◆ **TASK INPUTS**:
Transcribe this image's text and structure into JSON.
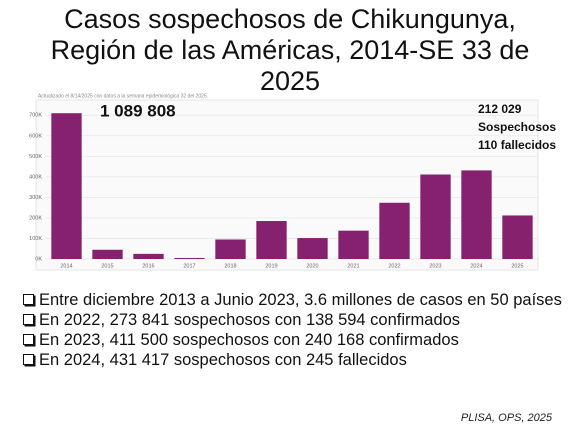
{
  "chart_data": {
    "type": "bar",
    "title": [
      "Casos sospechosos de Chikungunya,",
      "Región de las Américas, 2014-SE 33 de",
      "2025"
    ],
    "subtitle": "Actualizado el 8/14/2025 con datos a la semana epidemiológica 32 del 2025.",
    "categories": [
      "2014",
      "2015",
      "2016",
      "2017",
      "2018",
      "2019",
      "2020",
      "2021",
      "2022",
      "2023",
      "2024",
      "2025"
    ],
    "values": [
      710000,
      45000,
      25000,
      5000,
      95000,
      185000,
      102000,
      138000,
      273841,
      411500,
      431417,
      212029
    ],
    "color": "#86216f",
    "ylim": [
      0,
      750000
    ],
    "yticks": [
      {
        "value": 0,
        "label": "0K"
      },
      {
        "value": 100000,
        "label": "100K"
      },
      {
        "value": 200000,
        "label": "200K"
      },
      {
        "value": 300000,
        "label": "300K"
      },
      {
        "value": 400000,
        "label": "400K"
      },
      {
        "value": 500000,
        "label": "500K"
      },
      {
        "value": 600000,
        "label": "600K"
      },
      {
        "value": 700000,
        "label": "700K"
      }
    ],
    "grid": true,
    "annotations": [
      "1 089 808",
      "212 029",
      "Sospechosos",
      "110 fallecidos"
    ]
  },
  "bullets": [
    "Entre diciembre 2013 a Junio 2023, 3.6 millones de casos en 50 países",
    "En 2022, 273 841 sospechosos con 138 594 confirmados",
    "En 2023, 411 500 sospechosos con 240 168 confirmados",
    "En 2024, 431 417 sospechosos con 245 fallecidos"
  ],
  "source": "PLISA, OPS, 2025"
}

◆ **OBJECTIVE**: Set down the complete material exactly, but do not include the images.

◆ **CORRECT RESULT**:
Transcribe this image's text and structure into JSON.
{
  "chart_data": {
    "type": "bar",
    "title": [
      "Casos sospechosos de Chikungunya,",
      "Región de las Américas, 2014-SE 33 de",
      "2025"
    ],
    "subtitle": "Actualizado el 8/14/2025 con datos a la semana epidemiológica 32 del 2025.",
    "categories": [
      "2014",
      "2015",
      "2016",
      "2017",
      "2018",
      "2019",
      "2020",
      "2021",
      "2022",
      "2023",
      "2024",
      "2025"
    ],
    "values": [
      710000,
      45000,
      25000,
      5000,
      95000,
      185000,
      102000,
      138000,
      273841,
      411500,
      431417,
      212029
    ],
    "color": "#86216f",
    "ylim": [
      0,
      750000
    ],
    "yticks": [
      {
        "value": 0,
        "label": "0K"
      },
      {
        "value": 100000,
        "label": "100K"
      },
      {
        "value": 200000,
        "label": "200K"
      },
      {
        "value": 300000,
        "label": "300K"
      },
      {
        "value": 400000,
        "label": "400K"
      },
      {
        "value": 500000,
        "label": "500K"
      },
      {
        "value": 600000,
        "label": "600K"
      },
      {
        "value": 700000,
        "label": "700K"
      }
    ],
    "grid": true,
    "annotations": [
      "1 089 808",
      "212 029",
      "Sospechosos",
      "110 fallecidos"
    ]
  },
  "bullets": [
    "Entre diciembre 2013 a Junio 2023, 3.6 millones de casos en 50 países",
    "En 2022, 273 841 sospechosos con 138 594 confirmados",
    "En 2023, 411 500 sospechosos con 240 168 confirmados",
    "En 2024, 431 417 sospechosos con 245 fallecidos"
  ],
  "source": "PLISA, OPS, 2025"
}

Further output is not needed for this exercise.